Explainable Artificial Intelligence (XAI) is an umbrella term for a range of techniques, algorithms, and methods, which accompany outputs from Artificial Intelligence (AI) systems with explanations. It addresses the often undesired black-box nature of many AI systems, and subsequently allows users to understand, trust, and make informed decisions when using AI solutions [1]. 

Background

The rapidly growing adoption of AI technologies using opaque deep neural networks has prompted both academic and public interest in explainability. This issue appears in popular press, industry practices, regulations, as well as many recent papers published in AI and related disciplines. 

Figure 1 below shows the evolution of the number of total publications whose title, abstract or keywords refer to the field of XAI during the last years. Data was retrieved from Scopus® in 2019. We can see that the need for interpretable AI models grew over time, yet it has not been until 2017 when the interest in techniques to explain AI models (in green) has permeated throughout the research community [1]. It is possible one of the reasons for this was the introduction of “GDPR”, also known as the “General Data Protection Regulation” introduced in 2016 in the European Union (EU), which includes a “right to explanation”.
---
DIRECTIVE
List every venue or setting that the passage above on Explainable Artificial Intelligence says the explainability issue appears in.

SOURCE DATA
---
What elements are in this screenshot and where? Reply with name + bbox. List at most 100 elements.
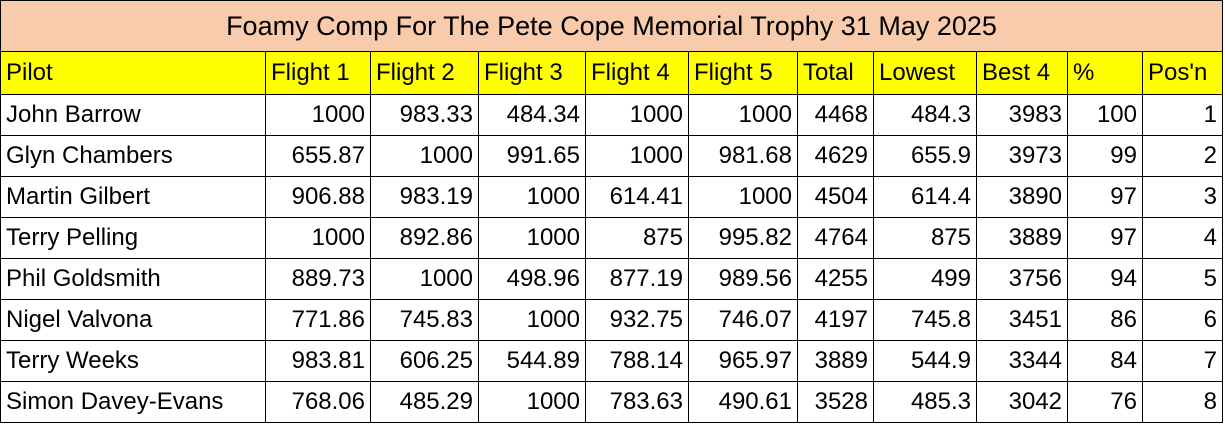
---
WORKED ANSWER
Popular press, industry practices, regulations, and many recent papers published in AI and related disciplines.